▸ Work required: From the records below, pull each line that has "terjadi".

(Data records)
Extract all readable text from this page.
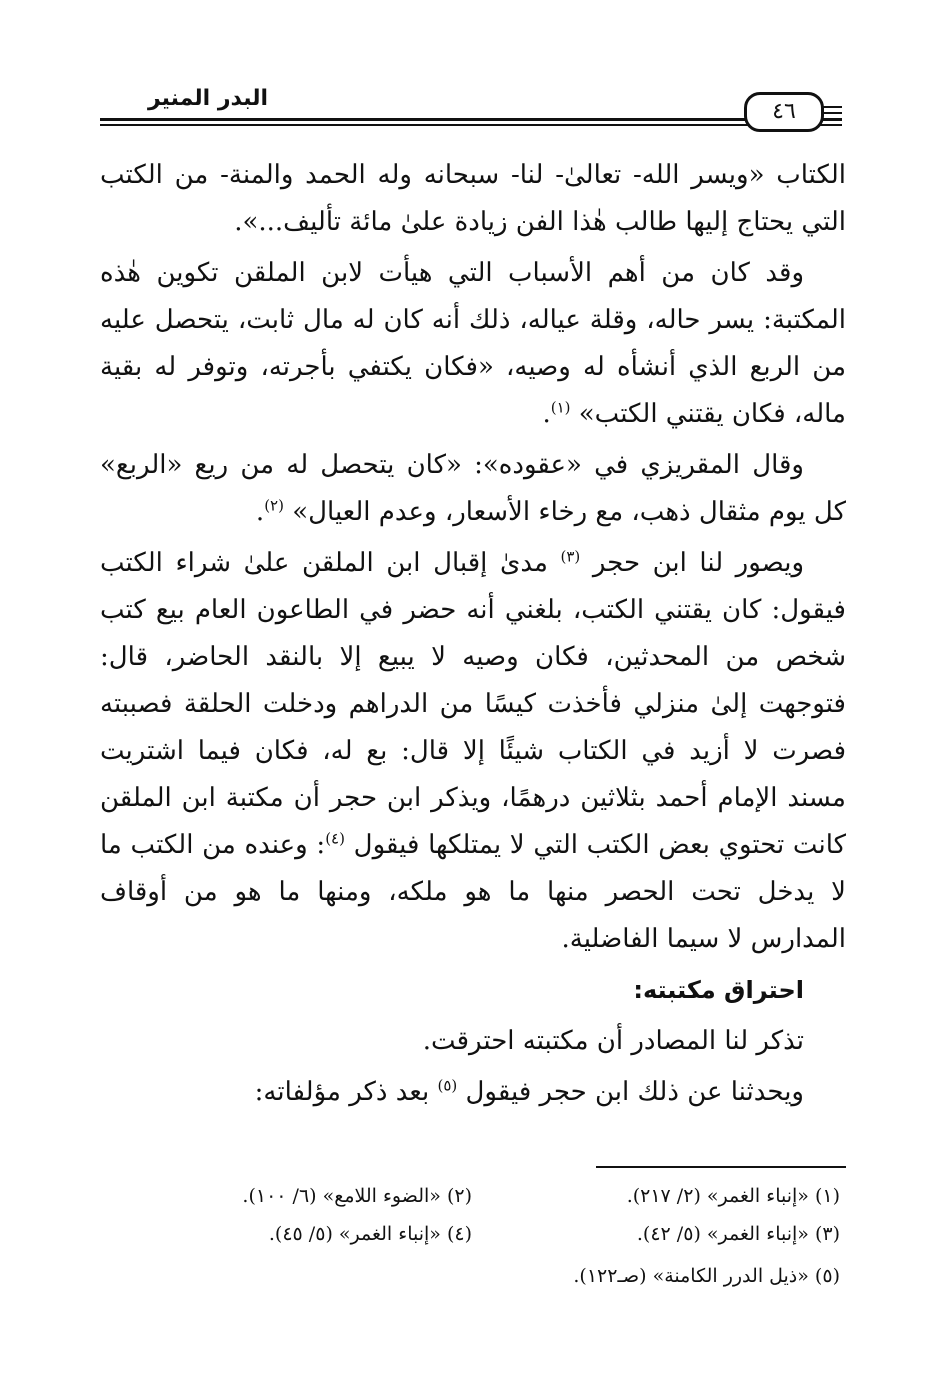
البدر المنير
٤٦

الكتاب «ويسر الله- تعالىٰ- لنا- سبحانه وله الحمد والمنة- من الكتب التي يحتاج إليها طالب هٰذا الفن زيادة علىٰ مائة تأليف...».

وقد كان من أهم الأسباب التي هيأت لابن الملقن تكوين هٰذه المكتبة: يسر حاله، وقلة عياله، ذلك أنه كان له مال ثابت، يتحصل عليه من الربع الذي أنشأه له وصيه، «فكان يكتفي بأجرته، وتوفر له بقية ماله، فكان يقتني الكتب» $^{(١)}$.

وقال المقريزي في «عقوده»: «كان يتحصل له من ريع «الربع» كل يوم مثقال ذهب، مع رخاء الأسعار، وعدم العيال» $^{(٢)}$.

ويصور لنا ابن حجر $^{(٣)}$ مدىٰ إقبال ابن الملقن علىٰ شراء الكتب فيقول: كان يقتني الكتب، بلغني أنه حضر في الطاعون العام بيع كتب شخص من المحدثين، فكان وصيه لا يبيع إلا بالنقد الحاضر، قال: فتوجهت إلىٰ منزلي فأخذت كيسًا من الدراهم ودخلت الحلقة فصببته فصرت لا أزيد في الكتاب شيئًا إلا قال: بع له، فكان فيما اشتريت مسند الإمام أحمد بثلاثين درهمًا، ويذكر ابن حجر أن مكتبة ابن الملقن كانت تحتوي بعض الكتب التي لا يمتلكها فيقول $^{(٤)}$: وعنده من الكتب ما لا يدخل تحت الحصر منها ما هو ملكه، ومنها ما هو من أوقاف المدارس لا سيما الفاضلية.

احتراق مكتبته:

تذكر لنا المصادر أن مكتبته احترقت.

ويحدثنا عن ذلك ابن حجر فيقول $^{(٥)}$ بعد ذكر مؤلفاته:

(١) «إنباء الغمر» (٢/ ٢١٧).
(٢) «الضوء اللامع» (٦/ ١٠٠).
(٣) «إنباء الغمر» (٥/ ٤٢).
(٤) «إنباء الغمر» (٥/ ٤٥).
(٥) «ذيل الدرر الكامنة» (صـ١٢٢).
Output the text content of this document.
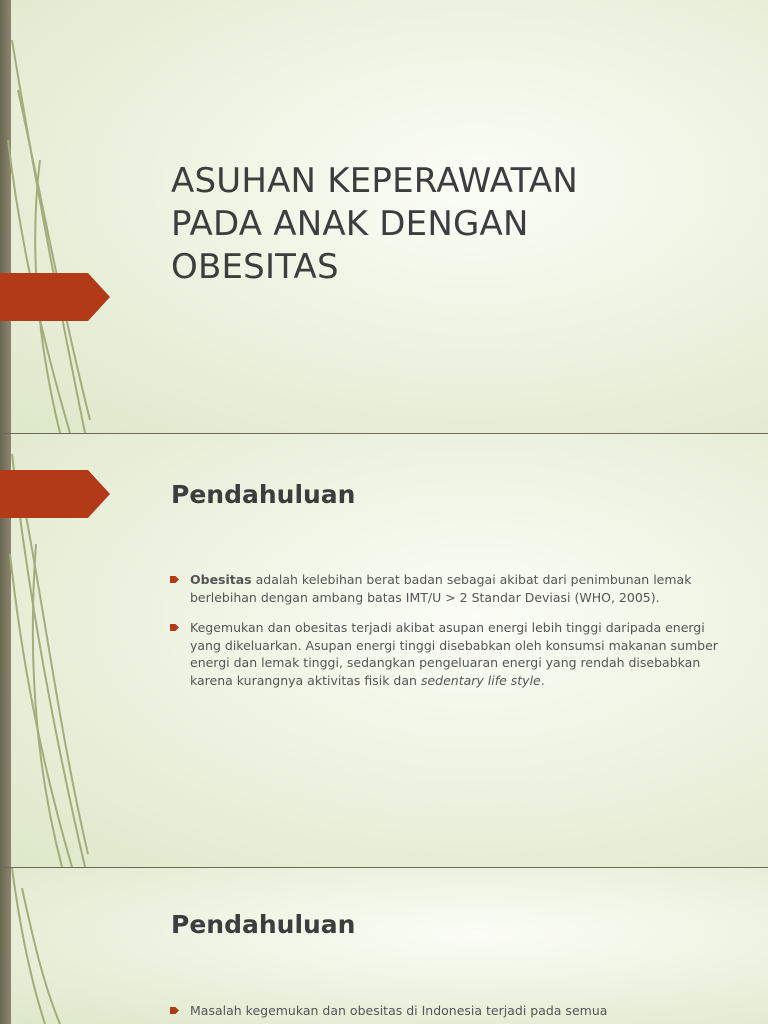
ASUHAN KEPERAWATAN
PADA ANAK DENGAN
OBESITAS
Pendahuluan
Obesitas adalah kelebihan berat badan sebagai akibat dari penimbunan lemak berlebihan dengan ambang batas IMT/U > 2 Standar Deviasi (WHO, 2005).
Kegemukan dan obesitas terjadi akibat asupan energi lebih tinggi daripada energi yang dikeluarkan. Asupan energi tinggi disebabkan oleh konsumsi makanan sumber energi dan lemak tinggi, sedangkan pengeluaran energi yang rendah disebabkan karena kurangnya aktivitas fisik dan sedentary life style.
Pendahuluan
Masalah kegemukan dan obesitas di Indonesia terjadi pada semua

▸ Complete response:
Kegemukan dan obesitas terjadi akibat asupan energi lebih tinggi daripada energi yang dikeluarkan. Asupan energi tinggi disebabkan oleh konsumsi makanan sumber energi dan lemak tinggi, sedangkan pengeluaran energi yang rendah disebabkan karena kurangnya aktivitas fisik dan sedentary life style.
Masalah kegemukan dan obesitas di Indonesia terjadi pada semua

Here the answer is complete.